Annual report pursuant to Section 13 and 15(d)

2. Summary of Significant Accounting Policies (Policies)

v3.8.0.1
2. Summary of Significant Accounting Policies (Policies)
12 Months Ended
Dec. 31, 2017
Accounting Policies [Abstract]  
Basis of Presentation

Basis of Presentation

 

The accompanying consolidated financial statements include the accounts of Focus Universal Inc. and its wholly-owned subsidiary, Perfecular Inc. All intercompany balances and transactions have been eliminated upon consolidation. The Company’s consolidated financial statements have been prepared in accordance with accounting principles generally accepted in the United States of America (“U.S. GAAP”). Certain reclassifications have been made to the consolidated financial statements for prior years to the current year’s presentation. Such reclassifications have no effect on net income as previously reported. Please see Note 11, Reclassifications.

Segment Reporting

Segment Reporting

 

The Company currently has one operating segment. In accordance with ASC 280, Segment Reporting (“ASC 280’), the Company considers operating segments to be components of the Company’s business for which separate financial information is available that evaluated regularly by the Management in deciding how to allocate resources and in assessing performance. The Management reviews financial information presented on a consolidated basis for purposes of allocation resources and evaluating financial performance. Accordingly, the Company has determined that it has a single operating and reportable segment.

Cash and Cash Equivalents

Cash and Cash Equivalents

 

The Company considers all highly liquid investments with a maturity of three months or less to be cash and cash equivalents. At times, such investments may be in excess of Federal Deposit Insurance Corporation (FDIC) insurance limit. There were no cash equivalents held by the Company at December 31, 2017 and December 31, 2016.

Concentrations of Credit Risk

Concentrations of Credit Risk

 

Financial instruments that potentially subject the Company to concentrations of credit risk consist primarily of cash and cash equivalents. The Company limits its exposure to credit loss by investing its cash with high credit quality financial institutions.

+-------+

- [SHORT PROBLEM 1]
Print the part of the accounting policies text from "Financial instruments that" to "quality financial institutions.".
- [SHORT PROBLEM 2]
Shorten the paragraph of the accounting policies text that begins "The Company currently has one operating segment," keeping its main facts.
- [SHORT PROBLEM 3]
Name every policy heading that the accounting policies text gives a paragraph for.

(Source data)

+-------+

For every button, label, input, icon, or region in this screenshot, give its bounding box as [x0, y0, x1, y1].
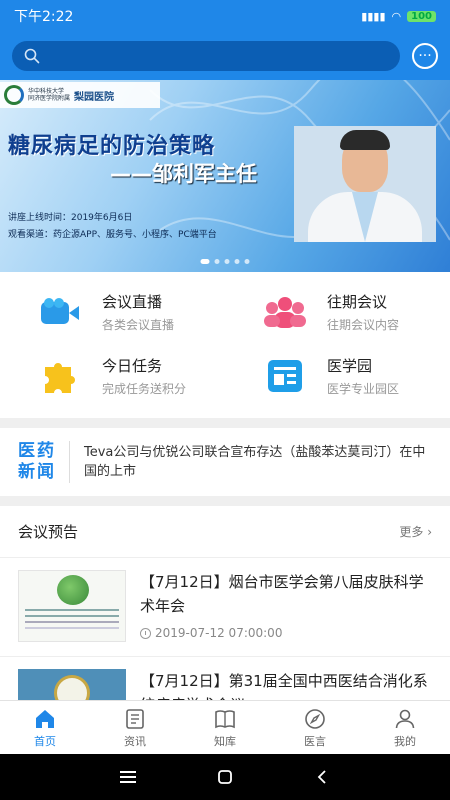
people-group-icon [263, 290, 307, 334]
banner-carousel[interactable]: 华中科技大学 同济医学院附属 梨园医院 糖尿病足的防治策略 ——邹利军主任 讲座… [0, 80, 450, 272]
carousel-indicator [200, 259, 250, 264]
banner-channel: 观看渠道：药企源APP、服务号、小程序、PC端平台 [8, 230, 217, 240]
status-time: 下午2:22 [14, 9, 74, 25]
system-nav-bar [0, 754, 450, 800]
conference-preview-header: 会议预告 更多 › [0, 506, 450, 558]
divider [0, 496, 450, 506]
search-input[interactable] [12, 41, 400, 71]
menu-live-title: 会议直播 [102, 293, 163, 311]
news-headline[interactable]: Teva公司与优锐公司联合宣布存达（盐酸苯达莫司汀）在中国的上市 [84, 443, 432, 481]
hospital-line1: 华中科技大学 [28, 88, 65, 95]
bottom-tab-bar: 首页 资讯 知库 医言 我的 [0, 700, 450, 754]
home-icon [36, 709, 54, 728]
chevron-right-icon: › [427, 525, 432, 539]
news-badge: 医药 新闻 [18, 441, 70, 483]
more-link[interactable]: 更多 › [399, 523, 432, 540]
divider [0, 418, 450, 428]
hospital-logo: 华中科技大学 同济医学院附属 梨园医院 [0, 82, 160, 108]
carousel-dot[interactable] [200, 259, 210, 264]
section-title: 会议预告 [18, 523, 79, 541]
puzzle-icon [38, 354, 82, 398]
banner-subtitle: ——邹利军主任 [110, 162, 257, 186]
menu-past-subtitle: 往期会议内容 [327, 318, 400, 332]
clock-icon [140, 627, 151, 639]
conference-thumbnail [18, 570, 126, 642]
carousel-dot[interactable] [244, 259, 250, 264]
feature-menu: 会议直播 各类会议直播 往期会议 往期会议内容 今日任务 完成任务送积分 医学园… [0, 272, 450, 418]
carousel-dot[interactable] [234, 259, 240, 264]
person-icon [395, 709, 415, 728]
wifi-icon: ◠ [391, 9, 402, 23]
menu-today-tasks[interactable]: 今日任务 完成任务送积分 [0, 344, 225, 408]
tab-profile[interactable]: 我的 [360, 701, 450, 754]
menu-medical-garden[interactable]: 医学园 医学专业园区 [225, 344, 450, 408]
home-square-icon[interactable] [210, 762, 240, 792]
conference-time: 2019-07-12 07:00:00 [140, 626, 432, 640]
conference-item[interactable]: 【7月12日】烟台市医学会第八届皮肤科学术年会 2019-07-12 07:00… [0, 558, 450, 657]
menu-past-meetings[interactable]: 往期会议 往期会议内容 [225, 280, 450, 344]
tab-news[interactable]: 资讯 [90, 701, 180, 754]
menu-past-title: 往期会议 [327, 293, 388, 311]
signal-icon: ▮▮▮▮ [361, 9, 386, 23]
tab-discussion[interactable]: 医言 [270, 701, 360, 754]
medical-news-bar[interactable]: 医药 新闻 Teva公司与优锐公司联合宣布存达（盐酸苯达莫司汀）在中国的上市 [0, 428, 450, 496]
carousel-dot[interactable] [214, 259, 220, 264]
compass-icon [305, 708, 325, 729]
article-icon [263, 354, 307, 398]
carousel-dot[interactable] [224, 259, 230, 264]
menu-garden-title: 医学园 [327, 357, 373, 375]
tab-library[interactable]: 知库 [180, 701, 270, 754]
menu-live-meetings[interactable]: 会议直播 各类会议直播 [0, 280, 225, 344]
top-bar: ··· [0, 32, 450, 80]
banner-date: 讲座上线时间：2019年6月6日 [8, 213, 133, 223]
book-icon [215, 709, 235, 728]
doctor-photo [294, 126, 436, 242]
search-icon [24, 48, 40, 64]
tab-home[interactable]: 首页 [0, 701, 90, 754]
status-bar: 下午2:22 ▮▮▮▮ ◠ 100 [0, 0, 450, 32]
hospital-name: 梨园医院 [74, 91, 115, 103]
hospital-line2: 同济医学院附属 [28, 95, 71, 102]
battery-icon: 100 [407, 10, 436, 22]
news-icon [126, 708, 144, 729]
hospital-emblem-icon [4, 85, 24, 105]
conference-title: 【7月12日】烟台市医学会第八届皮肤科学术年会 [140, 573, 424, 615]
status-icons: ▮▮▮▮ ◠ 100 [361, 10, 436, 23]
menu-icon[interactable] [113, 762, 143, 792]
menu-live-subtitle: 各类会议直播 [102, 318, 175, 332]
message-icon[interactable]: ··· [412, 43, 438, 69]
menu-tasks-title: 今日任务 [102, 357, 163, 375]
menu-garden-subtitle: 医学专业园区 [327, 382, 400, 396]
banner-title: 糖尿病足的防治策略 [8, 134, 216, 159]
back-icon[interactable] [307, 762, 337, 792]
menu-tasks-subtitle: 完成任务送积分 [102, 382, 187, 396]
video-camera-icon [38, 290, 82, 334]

+-------+

- [CORRECT OUTPUT 1]
Financial instruments that potentially subject the Company to concentrations of credit risk consist primarily of cash and cash equivalents. The Company limits its exposure to credit loss by investing its cash with high credit quality financial institutions.

- [CORRECT OUTPUT 2]
The Company has one operating segment. Under ASC 280, operating segments are components of the business that have separate financial information and that management evaluates regularly to allocate resources and assess performance. Management reviews financial information on a consolidated basis for these purposes, so the Company has a single operating and reportable segment.

- [CORRECT OUTPUT 3]
Basis of Presentation
Segment Reporting
Cash and Cash Equivalents
Concentrations of Credit Risk